## Task details
Because the images are not wanted, restate every line below word for word without them.

## Data to examine
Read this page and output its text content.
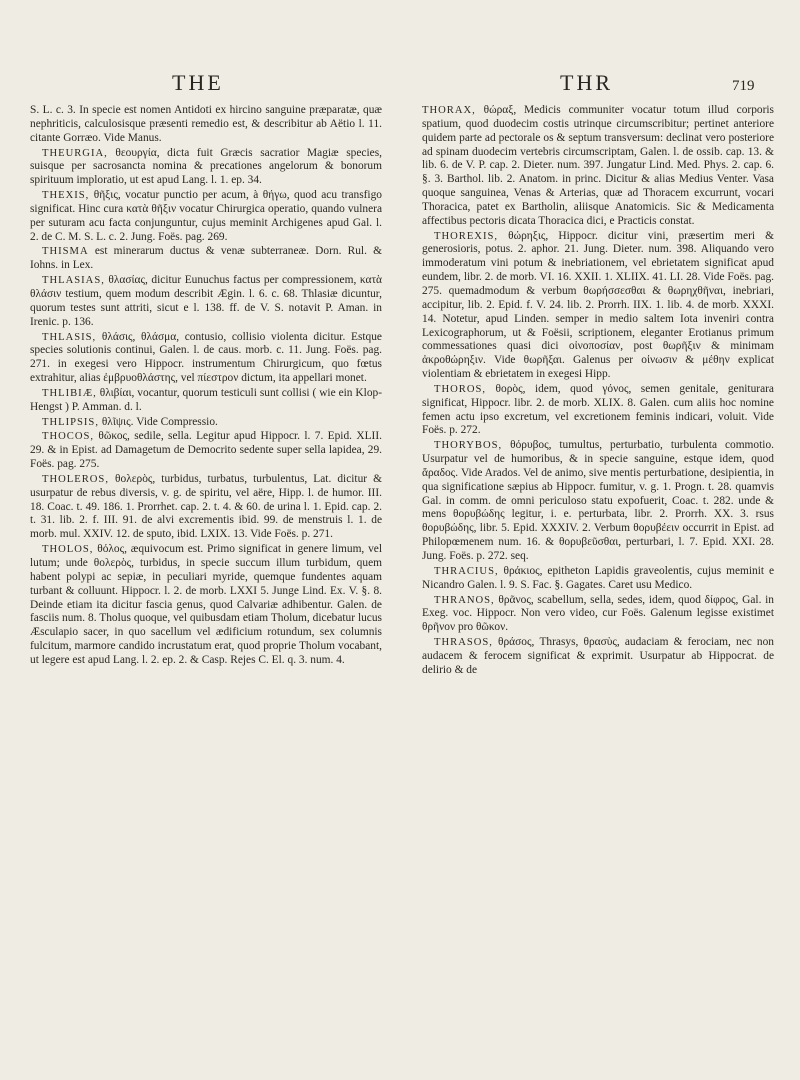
THE	THR	719

S. L. c. 3. In specie est nomen Antidoti ex hircino sanguine præparatæ, quæ nephriticis, calculosisque præsenti remedio est, & describitur ab Aëtio l. 11. citante Gorræo. Vide Manus.

THEURGIA, θεουργία, dicta fuit Græcis sacratior Magiæ species, suisque per sacrosancta nomina & precationes angelorum & bonorum spirituum imploratio, ut est apud Lang. l. 1. ep. 34.

THEXIS, θῆξις, vocatur punctio per acum, à θήγω, quod acu transfigo significat. Hinc cura κατὰ θῆξιν vocatur Chirurgica operatio, quando vulnera per suturam acu facta conjunguntur, cujus meminit Archigenes apud Gal. l. 2. de C. M. S. L. c. 2. Jung. Foës. pag. 269.

THISMA est minerarum ductus & venæ subterraneæ. Dorn. Rul. & Iohns. in Lex.

THLASIAS, θλασίας, dicitur Eunuchus factus per compressionem, κατὰ θλάσιν testium, quem modum describit Ægin. l. 6. c. 68. Thlasiæ dicuntur, quorum testes sunt attriti, sicut e l. 138. ff. de V. S. notavit P. Aman. in Irenic. p. 136.

THLASIS, θλάσις, θλάσμα, contusio, collisio violenta dicitur. Estque species solutionis continui, Galen. l. de caus. morb. c. 11. Jung. Foës. pag. 271. in exegesi vero Hippocr. instrumentum Chirurgicum, quo fœtus extrahitur, alias ἐμβρυοθλάστης, vel πίεστρον dictum, ita appellari monet.

THLIBIÆ, θλιβίαι, vocantur, quorum testiculi sunt collisi ( wie ein Klop-Hengst ) P. Amman. d. l.

THLIPSIS, θλῖψις. Vide Compressio.

THOCOS, θῶκος, sedile, sella. Legitur apud Hippocr. l. 7. Epid. XLII. 29. & in Epist. ad Damagetum de Democrito sedente super sella lapidea, 29. Foës. pag. 275.

THOLEROS, θολερὸς, turbidus, turbatus, turbulentus, Lat. dicitur & usurpatur de rebus diversis, v. g. de spiritu, vel aëre, Hipp. l. de humor. III. 18. Coac. t. 49. 186. 1. Prorrhet. cap. 2. t. 4. & 60. de urina l. 1. Epid. cap. 2. t. 31. lib. 2. f. III. 91. de alvi excrementis ibid. 99. de menstruis l. 1. de morb. mul. XXIV. 12. de sputo, ibid. LXIX. 13. Vide Foës. p. 271.

THOLOS, θόλος, æquivocum est. Primo significat in genere limum, vel lutum; unde θολερὸς, turbidus, in specie succum illum turbidum, quem habent polypi ac sepiæ, in peculiari myride, quemque fundentes aquam turbant & colluunt. Hippocr. l. 2. de morb. LXXI 5. Junge Lind. Ex. V. §. 8. Deinde etiam ita dicitur fascia genus, quod Calvariæ adhibentur. Galen. de fasciis num. 8. Tholus quoque, vel quibusdam etiam Tholum, dicebatur lucus Æsculapio sacer, in quo sacellum vel ædificium rotundum, sex columnis fulcitum, marmore candido incrustatum erat, quod proprie Tholum vocabant, ut legere est apud Lang. l. 2. ep. 2. & Casp. Rejes C. El. q. 3. num. 4.

THORAX, θώραξ, Medicis communiter vocatur totum illud corporis spatium, quod duodecim costis utrinque circumscribitur; pertinet anteriore quidem parte ad pectorale os & septum transversum: declinat vero posteriore ad spinam duodecim vertebris circumscriptam, Galen. l. de ossib. cap. 13. & lib. 6. de V. P. cap. 2. Dieter. num. 397. Jungatur Lind. Med. Phys. 2. cap. 6. §. 3. Barthol. lib. 2. Anatom. in princ. Dicitur & alias Medius Venter. Vasa quoque sanguinea, Venas & Arterias, quæ ad Thoracem excurrunt, vocari Thoracica, patet ex Bartholin, aliisque Anatomicis. Sic & Medicamenta affectibus pectoris dicata Thoracica dici, e Practicis constat.

THOREXIS, θώρηξις, Hippocr. dicitur vini, præsertim meri & generosioris, potus. 2. aphor. 21. Jung. Dieter. num. 398. Aliquando vero immoderatum vini potum & inebriationem, vel ebrietatem significat apud eundem, libr. 2. de morb. VI. 16. XXII. 1. XLIIX. 41. LI. 28. Vide Foës. pag. 275. quemadmodum & verbum θωρήσσεσθαι & θωρηχθῆναι, inebriari, accipitur, lib. 2. Epid. f. V. 24. lib. 2. Prorrh. IIX. 1. lib. 4. de morb. XXXI. 14. Notetur, apud Linden. semper in medio saltem Iota inveniri contra Lexicographorum, ut & Foësii, scriptionem, eleganter Erotianus primum commessationes quasi dici οἰνοποσίαν, post θωρῆξιν & minimam ἀκροθώρηξιν. Vide θωρῆξαι. Galenus per οἰνωσιν & μέθην explicat violentiam & ebrietatem in exegesi Hipp.

THOROS, θορὸς, idem, quod γόνος, semen genitale, geniturara significat, Hippocr. libr. 2. de morb. XLIX. 8. Galen. cum aliis hoc nomine femen actu ipso excretum, vel excretionem feminis indicari, voluit. Vide Foës. p. 272.

THORYBOS, θόρυβος, tumultus, perturbatio, turbulenta commotio. Usurpatur vel de humoribus, & in specie sanguine, estque idem, quod ἄραδος. Vide Arados. Vel de animo, sive mentis perturbatione, desipientia, in qua significatione sæpius ab Hippocr. fumitur, v. g. 1. Progn. t. 28. quamvis Gal. in comm. de omni periculoso statu expofuerit, Coac. t. 282. unde & mens θορυβώδης legitur, i. e. perturbata, libr. 2. Prorrh. XX. 3. rsus θορυβώδης, libr. 5. Epid. XXXIV. 2. Verbum θορυβέειν occurrit in Epist. ad Philopœmenem num. 16. & θορυβεῦσθαι, perturbari, l. 7. Epid. XXI. 28. Jung. Foës. p. 272. seq.

THRACIUS, θράκιος, epitheton Lapidis graveolentis, cujus meminit e Nicandro Galen. l. 9. S. Fac. §. Gagates. Caret usu Medico.

THRANOS, θρᾶνος, scabellum, sella, sedes, idem, quod δίφρος, Gal. in Exeg. voc. Hippocr. Non vero video, cur Foës. Galenum legisse existimet θρῆνον pro θῶκον.

THRASOS, θράσος, Thrasys, θρασὺς, audaciam & ferociam, nec non audacem & ferocem significat & exprimit. Usurpatur ab Hippocrat. de delirio & de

## Exercise answer
Read this page and output its text content.
THE	THR	719

S. L. c. 3. In specie est nomen Antidoti ex hircino sanguine præparatæ, quæ nephriticis, calculosisque præsenti remedio est, & describitur ab Aëtio l. 11. citante Gorræo. Vide Manus.

THEURGIA, θεουργία, dicta fuit Græcis sacratior Magiæ species, suisque per sacrosancta nomina & precationes angelorum & bonorum spirituum imploratio, ut est apud Lang. l. 1. ep. 34.

THEXIS, θῆξις, vocatur punctio per acum, à θήγω, quod acu transfigo significat. Hinc cura κατὰ θῆξιν vocatur Chirurgica operatio, quando vulnera per suturam acu facta conjunguntur, cujus meminit Archigenes apud Gal. l. 2. de C. M. S. L. c. 2. Jung. Foës. pag. 269.

THISMA est minerarum ductus & venæ subterraneæ. Dorn. Rul. & Iohns. in Lex.

THLASIAS, θλασίας, dicitur Eunuchus factus per compressionem, κατὰ θλάσιν testium, quem modum describit Ægin. l. 6. c. 68. Thlasiæ dicuntur, quorum testes sunt attriti, sicut e l. 138. ff. de V. S. notavit P. Aman. in Irenic. p. 136.

THLASIS, θλάσις, θλάσμα, contusio, collisio violenta dicitur. Estque species solutionis continui, Galen. l. de caus. morb. c. 11. Jung. Foës. pag. 271. in exegesi vero Hippocr. instrumentum Chirurgicum, quo fœtus extrahitur, alias ἐμβρυοθλάστης, vel πίεστρον dictum, ita appellari monet.

THLIBIÆ, θλιβίαι, vocantur, quorum testiculi sunt collisi ( wie ein Klop-Hengst ) P. Amman. d. l.

THLIPSIS, θλῖψις. Vide Compressio.

THOCOS, θῶκος, sedile, sella. Legitur apud Hippocr. l. 7. Epid. XLII. 29. & in Epist. ad Damagetum de Democrito sedente super sella lapidea, 29. Foës. pag. 275.

THOLEROS, θολερὸς, turbidus, turbatus, turbulentus, Lat. dicitur & usurpatur de rebus diversis, v. g. de spiritu, vel aëre, Hipp. l. de humor. III. 18. Coac. t. 49. 186. 1. Prorrhet. cap. 2. t. 4. & 60. de urina l. 1. Epid. cap. 2. t. 31. lib. 2. f. III. 91. de alvi excrementis ibid. 99. de menstruis l. 1. de morb. mul. XXIV. 12. de sputo, ibid. LXIX. 13. Vide Foës. p. 271.

THOLOS, θόλος, æquivocum est. Primo significat in genere limum, vel lutum; unde θολερὸς, turbidus, in specie succum illum turbidum, quem habent polypi ac sepiæ, in peculiari myride, quemque fundentes aquam turbant & colluunt. Hippocr. l. 2. de morb. LXXI 5. Junge Lind. Ex. V. §. 8. Deinde etiam ita dicitur fascia genus, quod Calvariæ adhibentur. Galen. de fasciis num. 8. Tholus quoque, vel quibusdam etiam Tholum, dicebatur lucus Æsculapio sacer, in quo sacellum vel ædificium rotundum, sex columnis fulcitum, marmore candido incrustatum erat, quod proprie Tholum vocabant, ut legere est apud Lang. l. 2. ep. 2. & Casp. Rejes C. El. q. 3. num. 4.

THORAX, θώραξ, Medicis communiter vocatur totum illud corporis spatium, quod duodecim costis utrinque circumscribitur; pertinet anteriore quidem parte ad pectorale os & septum transversum: declinat vero posteriore ad spinam duodecim vertebris circumscriptam, Galen. l. de ossib. cap. 13. & lib. 6. de V. P. cap. 2. Dieter. num. 397. Jungatur Lind. Med. Phys. 2. cap. 6. §. 3. Barthol. lib. 2. Anatom. in princ. Dicitur & alias Medius Venter. Vasa quoque sanguinea, Venas & Arterias, quæ ad Thoracem excurrunt, vocari Thoracica, patet ex Bartholin, aliisque Anatomicis. Sic & Medicamenta affectibus pectoris dicata Thoracica dici, e Practicis constat.

THOREXIS, θώρηξις, Hippocr. dicitur vini, præsertim meri & generosioris, potus. 2. aphor. 21. Jung. Dieter. num. 398. Aliquando vero immoderatum vini potum & inebriationem, vel ebrietatem significat apud eundem, libr. 2. de morb. VI. 16. XXII. 1. XLIIX. 41. LI. 28. Vide Foës. pag. 275. quemadmodum & verbum θωρήσσεσθαι & θωρηχθῆναι, inebriari, accipitur, lib. 2. Epid. f. V. 24. lib. 2. Prorrh. IIX. 1. lib. 4. de morb. XXXI. 14. Notetur, apud Linden. semper in medio saltem Iota inveniri contra Lexicographorum, ut & Foësii, scriptionem, eleganter Erotianus primum commessationes quasi dici οἰνοποσίαν, post θωρῆξιν & minimam ἀκροθώρηξιν. Vide θωρῆξαι. Galenus per οἰνωσιν & μέθην explicat violentiam & ebrietatem in exegesi Hipp.

THOROS, θορὸς, idem, quod γόνος, semen genitale, geniturara significat, Hippocr. libr. 2. de morb. XLIX. 8. Galen. cum aliis hoc nomine femen actu ipso excretum, vel excretionem feminis indicari, voluit. Vide Foës. p. 272.

THORYBOS, θόρυβος, tumultus, perturbatio, turbulenta commotio. Usurpatur vel de humoribus, & in specie sanguine, estque idem, quod ἄραδος. Vide Arados. Vel de animo, sive mentis perturbatione, desipientia, in qua significatione sæpius ab Hippocr. fumitur, v. g. 1. Progn. t. 28. quamvis Gal. in comm. de omni periculoso statu expofuerit, Coac. t. 282. unde & mens θορυβώδης legitur, i. e. perturbata, libr. 2. Prorrh. XX. 3. rsus θορυβώδης, libr. 5. Epid. XXXIV. 2. Verbum θορυβέειν occurrit in Epist. ad Philopœmenem num. 16. & θορυβεῦσθαι, perturbari, l. 7. Epid. XXI. 28. Jung. Foës. p. 272. seq.

THRACIUS, θράκιος, epitheton Lapidis graveolentis, cujus meminit e Nicandro Galen. l. 9. S. Fac. §. Gagates. Caret usu Medico.

THRANOS, θρᾶνος, scabellum, sella, sedes, idem, quod δίφρος, Gal. in Exeg. voc. Hippocr. Non vero video, cur Foës. Galenum legisse existimet θρῆνον pro θῶκον.

THRASOS, θράσος, Thrasys, θρασὺς, audaciam & ferociam, nec non audacem & ferocem significat & exprimit. Usurpatur ab Hippocrat. de delirio & de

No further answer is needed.